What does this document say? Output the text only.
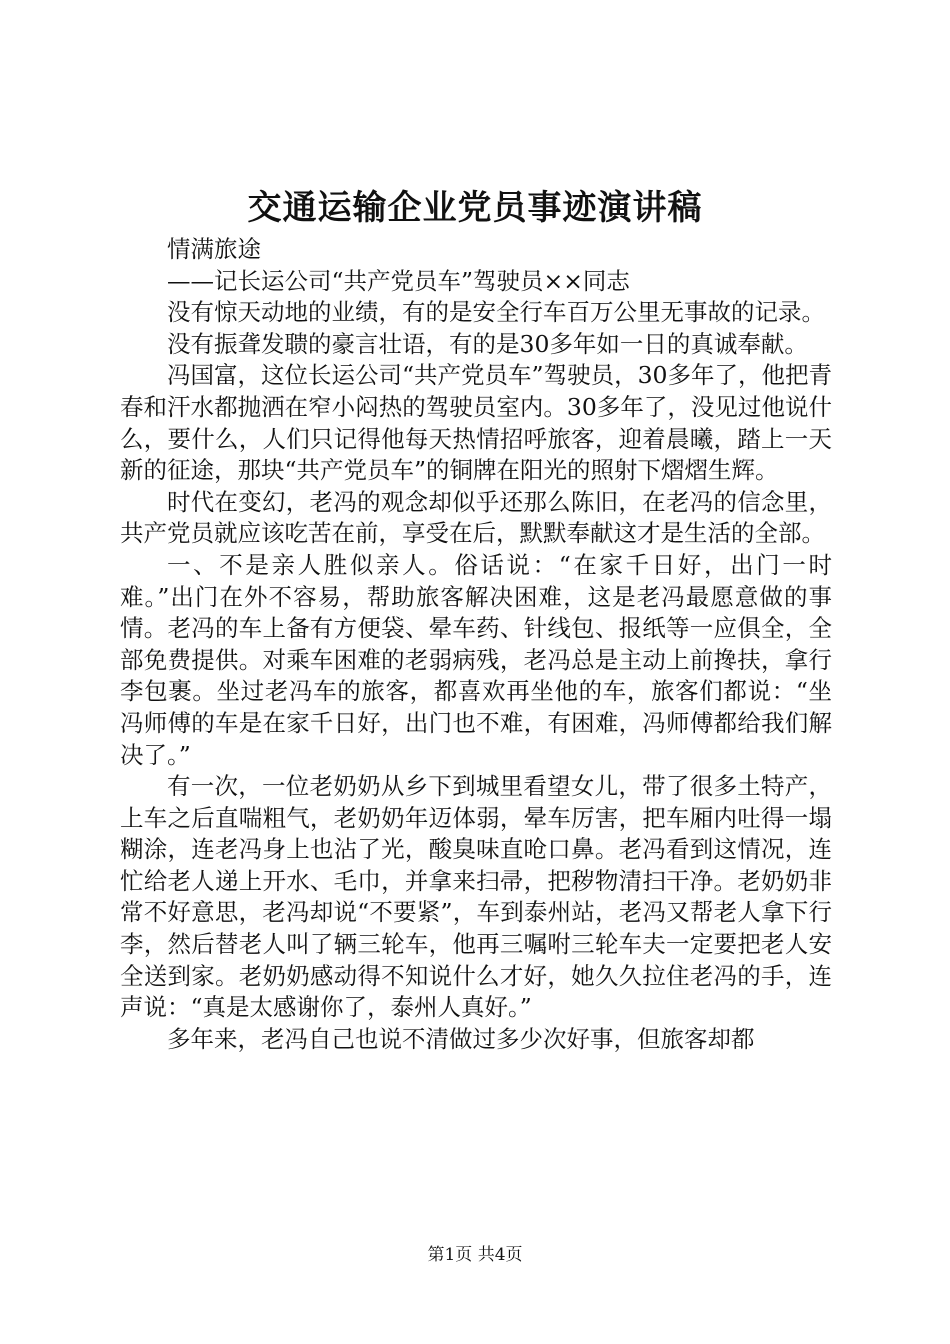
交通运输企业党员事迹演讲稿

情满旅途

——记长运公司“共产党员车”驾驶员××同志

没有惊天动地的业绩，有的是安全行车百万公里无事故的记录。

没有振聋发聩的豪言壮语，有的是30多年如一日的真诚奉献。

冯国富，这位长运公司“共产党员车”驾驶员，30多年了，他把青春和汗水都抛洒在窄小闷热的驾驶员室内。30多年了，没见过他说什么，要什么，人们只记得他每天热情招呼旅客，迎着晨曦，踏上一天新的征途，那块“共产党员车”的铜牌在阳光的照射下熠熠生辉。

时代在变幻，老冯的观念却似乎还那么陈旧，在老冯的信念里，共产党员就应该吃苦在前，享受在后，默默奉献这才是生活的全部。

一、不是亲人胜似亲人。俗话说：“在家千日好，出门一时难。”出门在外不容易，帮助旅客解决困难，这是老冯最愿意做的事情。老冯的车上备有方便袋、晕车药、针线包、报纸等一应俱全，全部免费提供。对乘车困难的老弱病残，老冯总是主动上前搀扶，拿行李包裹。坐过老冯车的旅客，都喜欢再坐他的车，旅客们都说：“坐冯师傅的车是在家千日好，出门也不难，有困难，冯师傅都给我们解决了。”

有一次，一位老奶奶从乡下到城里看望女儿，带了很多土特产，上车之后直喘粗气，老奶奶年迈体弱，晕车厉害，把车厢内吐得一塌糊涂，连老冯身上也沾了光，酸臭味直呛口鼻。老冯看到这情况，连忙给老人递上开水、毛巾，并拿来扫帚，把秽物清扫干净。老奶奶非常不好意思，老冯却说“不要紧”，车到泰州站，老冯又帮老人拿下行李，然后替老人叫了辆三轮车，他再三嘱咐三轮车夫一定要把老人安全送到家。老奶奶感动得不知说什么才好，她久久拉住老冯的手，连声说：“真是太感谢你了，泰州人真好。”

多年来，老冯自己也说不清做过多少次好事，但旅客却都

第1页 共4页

** Required work **
Check the data for the word "共产党员车" and pull out the lines that have it.

** The reply **
——记长运公司“共产党员车”驾驶员××同志
冯国富，这位长运公司“共产党员车”驾驶员，30多年了，他把青春和汗水都抛洒在窄小闷热的驾驶员室内。30多年了，没见过他说什么，要什么，人们只记得他每天热情招呼旅客，迎着晨曦，踏上一天新的征途，那块“共产党员车”的铜牌在阳光的照射下熠熠生辉。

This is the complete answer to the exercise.